* Start Information supplied *

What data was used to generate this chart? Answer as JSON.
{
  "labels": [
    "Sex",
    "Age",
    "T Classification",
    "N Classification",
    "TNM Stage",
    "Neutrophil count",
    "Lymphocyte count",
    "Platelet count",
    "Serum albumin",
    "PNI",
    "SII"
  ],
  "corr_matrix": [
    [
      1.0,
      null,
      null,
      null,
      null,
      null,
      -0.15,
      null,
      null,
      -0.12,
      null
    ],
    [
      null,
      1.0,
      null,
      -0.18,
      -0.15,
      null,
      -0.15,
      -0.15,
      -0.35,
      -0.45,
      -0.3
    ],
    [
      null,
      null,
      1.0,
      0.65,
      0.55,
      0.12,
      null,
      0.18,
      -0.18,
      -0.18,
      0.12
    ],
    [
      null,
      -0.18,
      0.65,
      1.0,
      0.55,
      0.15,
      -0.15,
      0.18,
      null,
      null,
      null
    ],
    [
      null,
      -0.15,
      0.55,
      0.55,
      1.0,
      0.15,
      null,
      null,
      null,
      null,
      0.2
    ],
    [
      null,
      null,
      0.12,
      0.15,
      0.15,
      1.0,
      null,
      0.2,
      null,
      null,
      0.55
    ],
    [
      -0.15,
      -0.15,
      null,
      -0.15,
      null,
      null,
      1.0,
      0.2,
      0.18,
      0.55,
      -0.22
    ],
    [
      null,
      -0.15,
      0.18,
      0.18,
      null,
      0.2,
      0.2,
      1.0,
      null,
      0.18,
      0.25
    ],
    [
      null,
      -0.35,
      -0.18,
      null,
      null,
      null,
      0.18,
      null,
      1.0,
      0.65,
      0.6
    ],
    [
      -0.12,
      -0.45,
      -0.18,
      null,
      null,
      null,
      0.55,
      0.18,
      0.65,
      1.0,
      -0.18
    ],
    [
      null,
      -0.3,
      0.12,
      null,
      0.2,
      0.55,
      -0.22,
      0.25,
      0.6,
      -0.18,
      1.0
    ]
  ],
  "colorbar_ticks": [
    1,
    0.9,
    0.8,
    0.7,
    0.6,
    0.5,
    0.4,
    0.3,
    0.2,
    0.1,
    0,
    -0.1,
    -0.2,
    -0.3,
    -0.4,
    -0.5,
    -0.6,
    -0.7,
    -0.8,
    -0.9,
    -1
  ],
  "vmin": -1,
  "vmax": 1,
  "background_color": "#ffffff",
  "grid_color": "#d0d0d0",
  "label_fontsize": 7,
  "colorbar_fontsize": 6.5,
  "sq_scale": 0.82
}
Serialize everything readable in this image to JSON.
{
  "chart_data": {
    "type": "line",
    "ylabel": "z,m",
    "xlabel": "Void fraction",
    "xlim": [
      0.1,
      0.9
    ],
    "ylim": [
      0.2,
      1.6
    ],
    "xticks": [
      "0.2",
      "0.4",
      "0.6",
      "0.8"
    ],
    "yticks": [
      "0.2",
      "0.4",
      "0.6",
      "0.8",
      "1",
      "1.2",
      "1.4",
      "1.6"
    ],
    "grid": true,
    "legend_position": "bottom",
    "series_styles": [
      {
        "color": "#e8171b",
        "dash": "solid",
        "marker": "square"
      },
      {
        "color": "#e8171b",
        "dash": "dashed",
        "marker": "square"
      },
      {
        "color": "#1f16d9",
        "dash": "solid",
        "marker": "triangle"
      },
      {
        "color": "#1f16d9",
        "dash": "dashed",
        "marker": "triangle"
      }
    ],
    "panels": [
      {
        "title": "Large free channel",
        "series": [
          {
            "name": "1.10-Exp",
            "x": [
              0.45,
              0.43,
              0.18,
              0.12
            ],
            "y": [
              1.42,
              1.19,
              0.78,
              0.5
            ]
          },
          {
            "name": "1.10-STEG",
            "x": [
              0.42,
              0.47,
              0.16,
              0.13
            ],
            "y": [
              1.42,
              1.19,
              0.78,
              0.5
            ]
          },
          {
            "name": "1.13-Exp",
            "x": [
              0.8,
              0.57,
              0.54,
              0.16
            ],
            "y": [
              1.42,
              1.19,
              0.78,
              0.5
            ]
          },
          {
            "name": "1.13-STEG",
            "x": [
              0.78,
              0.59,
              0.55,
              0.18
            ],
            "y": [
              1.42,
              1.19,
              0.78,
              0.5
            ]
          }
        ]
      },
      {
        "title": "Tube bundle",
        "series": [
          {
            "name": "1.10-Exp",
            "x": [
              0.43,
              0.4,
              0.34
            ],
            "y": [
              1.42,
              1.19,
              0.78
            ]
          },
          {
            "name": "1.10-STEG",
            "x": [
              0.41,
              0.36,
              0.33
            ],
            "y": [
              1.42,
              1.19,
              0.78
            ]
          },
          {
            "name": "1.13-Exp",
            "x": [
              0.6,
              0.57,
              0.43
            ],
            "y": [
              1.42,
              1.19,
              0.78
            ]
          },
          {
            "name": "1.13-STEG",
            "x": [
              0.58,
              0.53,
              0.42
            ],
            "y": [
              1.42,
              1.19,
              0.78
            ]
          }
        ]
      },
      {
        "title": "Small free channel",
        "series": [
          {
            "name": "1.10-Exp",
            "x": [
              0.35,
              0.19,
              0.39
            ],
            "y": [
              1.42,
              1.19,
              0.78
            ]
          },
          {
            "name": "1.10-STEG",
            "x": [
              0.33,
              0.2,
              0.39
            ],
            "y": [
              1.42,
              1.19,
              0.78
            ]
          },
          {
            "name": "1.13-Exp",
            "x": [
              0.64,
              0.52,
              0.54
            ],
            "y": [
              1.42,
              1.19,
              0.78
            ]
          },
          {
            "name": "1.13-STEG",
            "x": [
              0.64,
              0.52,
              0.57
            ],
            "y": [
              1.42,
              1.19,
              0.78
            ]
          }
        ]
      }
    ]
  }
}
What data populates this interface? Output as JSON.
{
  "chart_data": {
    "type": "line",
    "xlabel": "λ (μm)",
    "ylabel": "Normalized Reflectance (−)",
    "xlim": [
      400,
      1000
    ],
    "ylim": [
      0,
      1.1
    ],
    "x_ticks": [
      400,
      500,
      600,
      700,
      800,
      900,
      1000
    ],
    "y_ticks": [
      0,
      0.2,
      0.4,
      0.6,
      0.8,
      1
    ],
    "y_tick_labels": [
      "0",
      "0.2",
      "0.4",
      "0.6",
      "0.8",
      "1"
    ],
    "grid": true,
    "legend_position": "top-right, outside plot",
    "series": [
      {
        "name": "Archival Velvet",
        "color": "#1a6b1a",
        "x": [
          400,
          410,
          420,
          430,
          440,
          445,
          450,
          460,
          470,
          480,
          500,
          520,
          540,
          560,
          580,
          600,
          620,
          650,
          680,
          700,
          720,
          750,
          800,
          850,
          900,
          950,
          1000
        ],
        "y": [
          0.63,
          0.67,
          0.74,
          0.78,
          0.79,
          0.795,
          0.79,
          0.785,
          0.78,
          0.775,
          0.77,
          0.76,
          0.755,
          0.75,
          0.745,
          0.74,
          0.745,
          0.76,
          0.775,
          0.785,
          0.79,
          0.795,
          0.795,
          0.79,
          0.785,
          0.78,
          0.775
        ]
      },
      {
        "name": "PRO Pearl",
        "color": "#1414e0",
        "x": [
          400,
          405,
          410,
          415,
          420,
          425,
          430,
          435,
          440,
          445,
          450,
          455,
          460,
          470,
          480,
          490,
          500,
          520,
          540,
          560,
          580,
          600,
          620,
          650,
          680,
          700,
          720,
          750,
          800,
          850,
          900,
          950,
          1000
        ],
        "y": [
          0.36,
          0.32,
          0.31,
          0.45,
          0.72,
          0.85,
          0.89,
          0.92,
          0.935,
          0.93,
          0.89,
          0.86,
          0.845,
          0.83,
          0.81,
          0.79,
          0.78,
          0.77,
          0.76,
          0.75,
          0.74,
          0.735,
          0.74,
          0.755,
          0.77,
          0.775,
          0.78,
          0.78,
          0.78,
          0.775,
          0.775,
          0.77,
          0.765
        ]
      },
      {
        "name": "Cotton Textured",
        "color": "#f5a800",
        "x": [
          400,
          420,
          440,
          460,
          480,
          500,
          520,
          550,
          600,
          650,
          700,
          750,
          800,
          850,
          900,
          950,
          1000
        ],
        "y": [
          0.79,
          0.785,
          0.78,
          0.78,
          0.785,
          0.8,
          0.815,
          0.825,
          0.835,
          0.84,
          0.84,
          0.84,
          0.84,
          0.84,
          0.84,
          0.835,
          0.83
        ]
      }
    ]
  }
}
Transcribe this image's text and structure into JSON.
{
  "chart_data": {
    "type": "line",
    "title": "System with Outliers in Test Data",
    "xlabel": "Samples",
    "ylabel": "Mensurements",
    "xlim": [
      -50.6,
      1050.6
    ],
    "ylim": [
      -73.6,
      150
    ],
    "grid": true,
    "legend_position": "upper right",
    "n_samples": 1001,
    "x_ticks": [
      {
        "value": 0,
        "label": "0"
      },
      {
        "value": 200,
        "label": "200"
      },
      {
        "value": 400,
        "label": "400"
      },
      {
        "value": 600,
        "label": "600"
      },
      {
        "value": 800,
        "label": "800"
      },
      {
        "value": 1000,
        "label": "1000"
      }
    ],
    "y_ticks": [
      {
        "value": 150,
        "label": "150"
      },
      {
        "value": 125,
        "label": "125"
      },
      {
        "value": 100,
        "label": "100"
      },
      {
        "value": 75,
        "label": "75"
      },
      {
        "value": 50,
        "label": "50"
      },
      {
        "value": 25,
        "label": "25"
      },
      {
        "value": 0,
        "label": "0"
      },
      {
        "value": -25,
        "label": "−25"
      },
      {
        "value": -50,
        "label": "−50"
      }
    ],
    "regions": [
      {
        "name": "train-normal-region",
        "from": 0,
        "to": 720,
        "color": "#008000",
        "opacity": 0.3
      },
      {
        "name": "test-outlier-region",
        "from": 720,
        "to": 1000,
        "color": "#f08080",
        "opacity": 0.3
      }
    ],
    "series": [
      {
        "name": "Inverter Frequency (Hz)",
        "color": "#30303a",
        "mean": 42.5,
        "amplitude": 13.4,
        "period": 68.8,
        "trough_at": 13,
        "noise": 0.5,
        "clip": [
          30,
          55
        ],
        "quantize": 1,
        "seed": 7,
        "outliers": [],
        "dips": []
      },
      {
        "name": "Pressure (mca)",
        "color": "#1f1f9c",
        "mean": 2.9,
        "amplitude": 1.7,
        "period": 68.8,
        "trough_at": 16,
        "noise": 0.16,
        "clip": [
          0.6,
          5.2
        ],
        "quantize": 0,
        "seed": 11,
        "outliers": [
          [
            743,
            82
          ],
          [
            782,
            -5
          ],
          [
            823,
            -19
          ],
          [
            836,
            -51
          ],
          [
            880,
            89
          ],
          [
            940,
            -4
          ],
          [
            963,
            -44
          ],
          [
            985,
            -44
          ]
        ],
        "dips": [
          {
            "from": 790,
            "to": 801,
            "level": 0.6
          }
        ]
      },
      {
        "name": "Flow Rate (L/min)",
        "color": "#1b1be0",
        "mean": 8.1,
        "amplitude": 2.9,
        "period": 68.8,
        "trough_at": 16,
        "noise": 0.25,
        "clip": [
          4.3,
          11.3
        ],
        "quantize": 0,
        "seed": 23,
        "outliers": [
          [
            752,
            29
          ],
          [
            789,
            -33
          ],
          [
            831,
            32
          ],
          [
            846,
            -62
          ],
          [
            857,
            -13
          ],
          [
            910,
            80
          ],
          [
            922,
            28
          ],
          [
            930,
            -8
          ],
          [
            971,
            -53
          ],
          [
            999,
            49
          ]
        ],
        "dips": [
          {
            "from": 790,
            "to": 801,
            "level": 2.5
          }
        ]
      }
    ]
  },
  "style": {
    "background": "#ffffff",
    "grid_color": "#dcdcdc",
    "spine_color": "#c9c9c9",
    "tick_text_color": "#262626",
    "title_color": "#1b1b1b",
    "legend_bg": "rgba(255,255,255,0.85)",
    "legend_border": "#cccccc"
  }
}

* End Information supplied *

* [What you should do] Read the entries and show each line that mentions "free".

* [Correct output]
        "title": "Large free channel",
        "title": "Small free channel",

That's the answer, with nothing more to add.